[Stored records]
• • • • • • •

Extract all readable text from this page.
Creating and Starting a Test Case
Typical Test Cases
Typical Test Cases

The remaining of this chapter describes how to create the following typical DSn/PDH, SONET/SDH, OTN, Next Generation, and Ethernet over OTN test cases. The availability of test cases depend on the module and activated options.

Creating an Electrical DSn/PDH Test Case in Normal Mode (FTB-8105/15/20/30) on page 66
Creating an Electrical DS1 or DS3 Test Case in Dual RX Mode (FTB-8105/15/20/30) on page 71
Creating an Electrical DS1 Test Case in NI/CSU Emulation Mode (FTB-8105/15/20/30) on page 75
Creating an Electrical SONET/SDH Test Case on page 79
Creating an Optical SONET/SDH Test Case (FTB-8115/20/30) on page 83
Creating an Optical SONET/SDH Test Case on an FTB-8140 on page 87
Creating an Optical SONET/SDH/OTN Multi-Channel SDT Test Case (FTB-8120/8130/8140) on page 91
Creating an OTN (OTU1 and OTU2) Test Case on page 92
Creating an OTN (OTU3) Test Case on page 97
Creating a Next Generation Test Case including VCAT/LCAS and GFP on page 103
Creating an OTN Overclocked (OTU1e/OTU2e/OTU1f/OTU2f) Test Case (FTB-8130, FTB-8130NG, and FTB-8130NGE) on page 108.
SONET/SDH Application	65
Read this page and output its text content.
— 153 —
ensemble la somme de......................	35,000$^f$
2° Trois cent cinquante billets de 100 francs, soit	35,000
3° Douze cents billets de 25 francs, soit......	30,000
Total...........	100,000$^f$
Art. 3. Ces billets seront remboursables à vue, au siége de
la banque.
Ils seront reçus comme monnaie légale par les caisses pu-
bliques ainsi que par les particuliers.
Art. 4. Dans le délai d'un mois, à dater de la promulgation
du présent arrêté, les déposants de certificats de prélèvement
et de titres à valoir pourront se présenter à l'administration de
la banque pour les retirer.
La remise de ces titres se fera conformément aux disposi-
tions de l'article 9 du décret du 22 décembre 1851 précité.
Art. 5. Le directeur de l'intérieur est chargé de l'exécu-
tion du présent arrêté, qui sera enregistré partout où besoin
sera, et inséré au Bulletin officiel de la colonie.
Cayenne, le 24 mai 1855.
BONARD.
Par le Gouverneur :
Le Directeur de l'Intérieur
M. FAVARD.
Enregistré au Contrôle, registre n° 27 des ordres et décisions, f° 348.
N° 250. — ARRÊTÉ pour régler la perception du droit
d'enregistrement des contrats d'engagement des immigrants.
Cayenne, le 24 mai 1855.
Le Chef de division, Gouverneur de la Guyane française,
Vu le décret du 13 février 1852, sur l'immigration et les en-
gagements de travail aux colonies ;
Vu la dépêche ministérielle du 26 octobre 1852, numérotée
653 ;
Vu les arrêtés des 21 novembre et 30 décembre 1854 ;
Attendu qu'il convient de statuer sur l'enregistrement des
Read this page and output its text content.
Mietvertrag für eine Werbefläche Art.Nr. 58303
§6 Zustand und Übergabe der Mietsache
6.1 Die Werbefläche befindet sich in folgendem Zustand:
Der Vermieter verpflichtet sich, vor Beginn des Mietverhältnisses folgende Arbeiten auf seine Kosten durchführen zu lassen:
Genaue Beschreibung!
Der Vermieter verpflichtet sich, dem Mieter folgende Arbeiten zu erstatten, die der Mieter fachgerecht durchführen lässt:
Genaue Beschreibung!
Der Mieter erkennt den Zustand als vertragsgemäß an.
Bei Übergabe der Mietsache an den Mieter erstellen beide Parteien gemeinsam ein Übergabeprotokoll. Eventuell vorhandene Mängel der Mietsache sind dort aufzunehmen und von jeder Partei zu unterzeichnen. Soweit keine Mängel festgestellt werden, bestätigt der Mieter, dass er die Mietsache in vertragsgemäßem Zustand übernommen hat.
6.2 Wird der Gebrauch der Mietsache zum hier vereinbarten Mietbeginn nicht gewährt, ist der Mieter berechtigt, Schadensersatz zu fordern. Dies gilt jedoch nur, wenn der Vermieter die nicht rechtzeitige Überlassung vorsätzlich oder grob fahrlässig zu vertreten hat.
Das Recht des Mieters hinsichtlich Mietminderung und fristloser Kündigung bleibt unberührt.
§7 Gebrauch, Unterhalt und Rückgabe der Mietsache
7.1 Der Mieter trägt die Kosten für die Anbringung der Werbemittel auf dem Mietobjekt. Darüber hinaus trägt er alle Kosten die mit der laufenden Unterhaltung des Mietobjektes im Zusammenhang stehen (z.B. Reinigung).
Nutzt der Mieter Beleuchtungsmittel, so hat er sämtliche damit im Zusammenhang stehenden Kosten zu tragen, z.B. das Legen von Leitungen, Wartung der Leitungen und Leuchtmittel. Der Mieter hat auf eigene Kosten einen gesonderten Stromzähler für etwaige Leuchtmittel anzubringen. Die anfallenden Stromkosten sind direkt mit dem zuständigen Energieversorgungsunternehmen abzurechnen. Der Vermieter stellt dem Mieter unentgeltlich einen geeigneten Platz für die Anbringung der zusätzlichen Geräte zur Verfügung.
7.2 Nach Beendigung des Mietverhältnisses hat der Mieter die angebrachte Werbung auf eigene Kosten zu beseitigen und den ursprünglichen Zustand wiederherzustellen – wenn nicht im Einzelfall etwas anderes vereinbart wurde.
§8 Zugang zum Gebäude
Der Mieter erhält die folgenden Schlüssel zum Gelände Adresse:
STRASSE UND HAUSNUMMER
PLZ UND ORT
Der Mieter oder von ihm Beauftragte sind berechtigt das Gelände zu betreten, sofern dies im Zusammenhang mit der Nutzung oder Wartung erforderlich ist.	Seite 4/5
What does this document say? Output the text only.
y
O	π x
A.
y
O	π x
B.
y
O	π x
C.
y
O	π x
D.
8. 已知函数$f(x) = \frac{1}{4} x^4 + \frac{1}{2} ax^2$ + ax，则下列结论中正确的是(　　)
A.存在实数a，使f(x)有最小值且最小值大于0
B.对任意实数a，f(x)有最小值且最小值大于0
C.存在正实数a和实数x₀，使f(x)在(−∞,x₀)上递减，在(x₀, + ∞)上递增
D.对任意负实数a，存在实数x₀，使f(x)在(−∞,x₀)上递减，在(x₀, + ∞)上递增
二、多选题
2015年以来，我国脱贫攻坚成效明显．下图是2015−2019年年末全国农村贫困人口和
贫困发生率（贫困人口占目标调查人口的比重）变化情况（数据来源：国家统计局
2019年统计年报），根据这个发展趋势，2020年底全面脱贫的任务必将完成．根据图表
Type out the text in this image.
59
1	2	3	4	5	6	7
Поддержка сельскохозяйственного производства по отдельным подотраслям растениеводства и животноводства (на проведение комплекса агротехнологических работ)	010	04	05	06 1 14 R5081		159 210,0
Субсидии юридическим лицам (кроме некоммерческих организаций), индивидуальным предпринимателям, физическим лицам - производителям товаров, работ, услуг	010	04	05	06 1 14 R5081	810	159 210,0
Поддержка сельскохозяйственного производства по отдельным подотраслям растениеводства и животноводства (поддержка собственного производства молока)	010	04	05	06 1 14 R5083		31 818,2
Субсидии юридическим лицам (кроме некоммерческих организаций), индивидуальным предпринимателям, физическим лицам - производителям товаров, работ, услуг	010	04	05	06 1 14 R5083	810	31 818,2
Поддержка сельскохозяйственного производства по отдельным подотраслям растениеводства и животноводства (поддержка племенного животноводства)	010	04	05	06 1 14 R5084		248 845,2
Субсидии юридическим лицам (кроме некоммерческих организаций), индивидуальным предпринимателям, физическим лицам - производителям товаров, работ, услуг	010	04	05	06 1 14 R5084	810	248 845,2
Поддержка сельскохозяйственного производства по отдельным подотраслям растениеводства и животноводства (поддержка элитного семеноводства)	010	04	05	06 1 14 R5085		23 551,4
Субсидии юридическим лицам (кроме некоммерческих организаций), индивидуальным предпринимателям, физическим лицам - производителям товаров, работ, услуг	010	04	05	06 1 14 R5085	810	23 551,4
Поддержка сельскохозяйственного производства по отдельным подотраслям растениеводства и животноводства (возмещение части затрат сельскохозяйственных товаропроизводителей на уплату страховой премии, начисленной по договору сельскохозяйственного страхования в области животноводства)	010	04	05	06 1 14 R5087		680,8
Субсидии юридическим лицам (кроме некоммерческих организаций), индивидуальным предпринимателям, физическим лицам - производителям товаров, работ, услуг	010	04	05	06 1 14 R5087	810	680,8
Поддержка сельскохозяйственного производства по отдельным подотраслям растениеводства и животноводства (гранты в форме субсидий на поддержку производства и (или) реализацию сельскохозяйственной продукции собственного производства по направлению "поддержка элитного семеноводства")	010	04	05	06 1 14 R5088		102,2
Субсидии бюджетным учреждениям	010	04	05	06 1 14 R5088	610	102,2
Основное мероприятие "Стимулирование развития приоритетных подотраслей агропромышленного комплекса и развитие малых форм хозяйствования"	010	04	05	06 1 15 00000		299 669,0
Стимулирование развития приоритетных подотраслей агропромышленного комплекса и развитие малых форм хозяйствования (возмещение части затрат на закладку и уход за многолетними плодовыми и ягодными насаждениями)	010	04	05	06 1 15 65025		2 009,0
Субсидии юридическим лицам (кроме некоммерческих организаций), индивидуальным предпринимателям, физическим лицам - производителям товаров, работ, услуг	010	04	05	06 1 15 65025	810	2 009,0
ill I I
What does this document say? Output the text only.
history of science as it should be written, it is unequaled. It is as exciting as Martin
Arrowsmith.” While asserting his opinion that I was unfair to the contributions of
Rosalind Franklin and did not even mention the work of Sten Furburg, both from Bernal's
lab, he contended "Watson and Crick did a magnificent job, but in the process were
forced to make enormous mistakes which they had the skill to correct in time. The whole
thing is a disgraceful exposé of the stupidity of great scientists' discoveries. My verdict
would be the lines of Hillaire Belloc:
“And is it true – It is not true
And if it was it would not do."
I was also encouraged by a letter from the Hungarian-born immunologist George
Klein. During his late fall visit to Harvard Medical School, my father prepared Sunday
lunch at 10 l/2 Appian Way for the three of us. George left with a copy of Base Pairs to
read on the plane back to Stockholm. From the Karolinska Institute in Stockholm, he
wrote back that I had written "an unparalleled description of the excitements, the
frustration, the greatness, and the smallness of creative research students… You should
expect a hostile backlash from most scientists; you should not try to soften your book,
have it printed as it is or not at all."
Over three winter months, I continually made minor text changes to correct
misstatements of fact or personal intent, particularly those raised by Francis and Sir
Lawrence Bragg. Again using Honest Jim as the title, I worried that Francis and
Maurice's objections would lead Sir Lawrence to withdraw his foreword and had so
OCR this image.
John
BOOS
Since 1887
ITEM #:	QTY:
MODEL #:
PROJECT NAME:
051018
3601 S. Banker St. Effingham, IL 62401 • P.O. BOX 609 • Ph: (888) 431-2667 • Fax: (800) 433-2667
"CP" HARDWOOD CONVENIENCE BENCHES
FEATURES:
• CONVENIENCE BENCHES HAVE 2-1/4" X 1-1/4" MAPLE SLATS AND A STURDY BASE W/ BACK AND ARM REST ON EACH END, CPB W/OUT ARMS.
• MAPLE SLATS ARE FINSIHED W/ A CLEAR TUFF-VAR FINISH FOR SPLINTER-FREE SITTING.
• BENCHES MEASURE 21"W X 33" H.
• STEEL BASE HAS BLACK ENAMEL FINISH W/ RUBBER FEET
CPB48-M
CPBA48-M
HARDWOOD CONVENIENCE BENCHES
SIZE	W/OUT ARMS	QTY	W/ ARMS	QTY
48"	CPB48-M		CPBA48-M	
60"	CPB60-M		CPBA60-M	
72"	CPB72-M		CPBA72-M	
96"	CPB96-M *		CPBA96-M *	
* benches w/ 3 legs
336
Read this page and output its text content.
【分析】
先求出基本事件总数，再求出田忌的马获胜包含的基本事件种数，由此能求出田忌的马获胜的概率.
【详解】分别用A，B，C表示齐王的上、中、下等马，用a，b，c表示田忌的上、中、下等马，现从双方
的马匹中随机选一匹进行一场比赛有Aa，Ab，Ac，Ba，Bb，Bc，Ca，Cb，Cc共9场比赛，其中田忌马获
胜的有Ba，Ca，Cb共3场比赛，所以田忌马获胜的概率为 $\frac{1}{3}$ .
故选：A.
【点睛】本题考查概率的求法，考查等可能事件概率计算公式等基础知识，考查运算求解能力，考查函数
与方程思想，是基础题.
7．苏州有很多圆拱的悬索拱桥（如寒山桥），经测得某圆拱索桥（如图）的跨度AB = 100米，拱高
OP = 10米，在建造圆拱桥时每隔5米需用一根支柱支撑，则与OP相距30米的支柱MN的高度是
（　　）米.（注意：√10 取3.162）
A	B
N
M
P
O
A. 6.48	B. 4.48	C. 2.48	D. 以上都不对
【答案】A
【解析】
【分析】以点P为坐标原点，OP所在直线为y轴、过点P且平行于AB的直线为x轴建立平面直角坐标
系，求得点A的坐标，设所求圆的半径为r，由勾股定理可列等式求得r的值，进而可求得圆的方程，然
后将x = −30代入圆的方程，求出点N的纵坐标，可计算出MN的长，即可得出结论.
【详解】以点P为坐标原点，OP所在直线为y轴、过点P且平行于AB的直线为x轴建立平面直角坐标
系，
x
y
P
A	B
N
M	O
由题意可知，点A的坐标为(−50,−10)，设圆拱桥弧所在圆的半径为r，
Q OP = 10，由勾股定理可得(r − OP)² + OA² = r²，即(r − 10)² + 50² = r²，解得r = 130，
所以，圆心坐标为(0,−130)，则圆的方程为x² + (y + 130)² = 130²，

• • • • • • •

Exercise goal. Find the lines above holding the word "banque" and show them.

Solution to the problem.
la banque.
la banque pour les retirer.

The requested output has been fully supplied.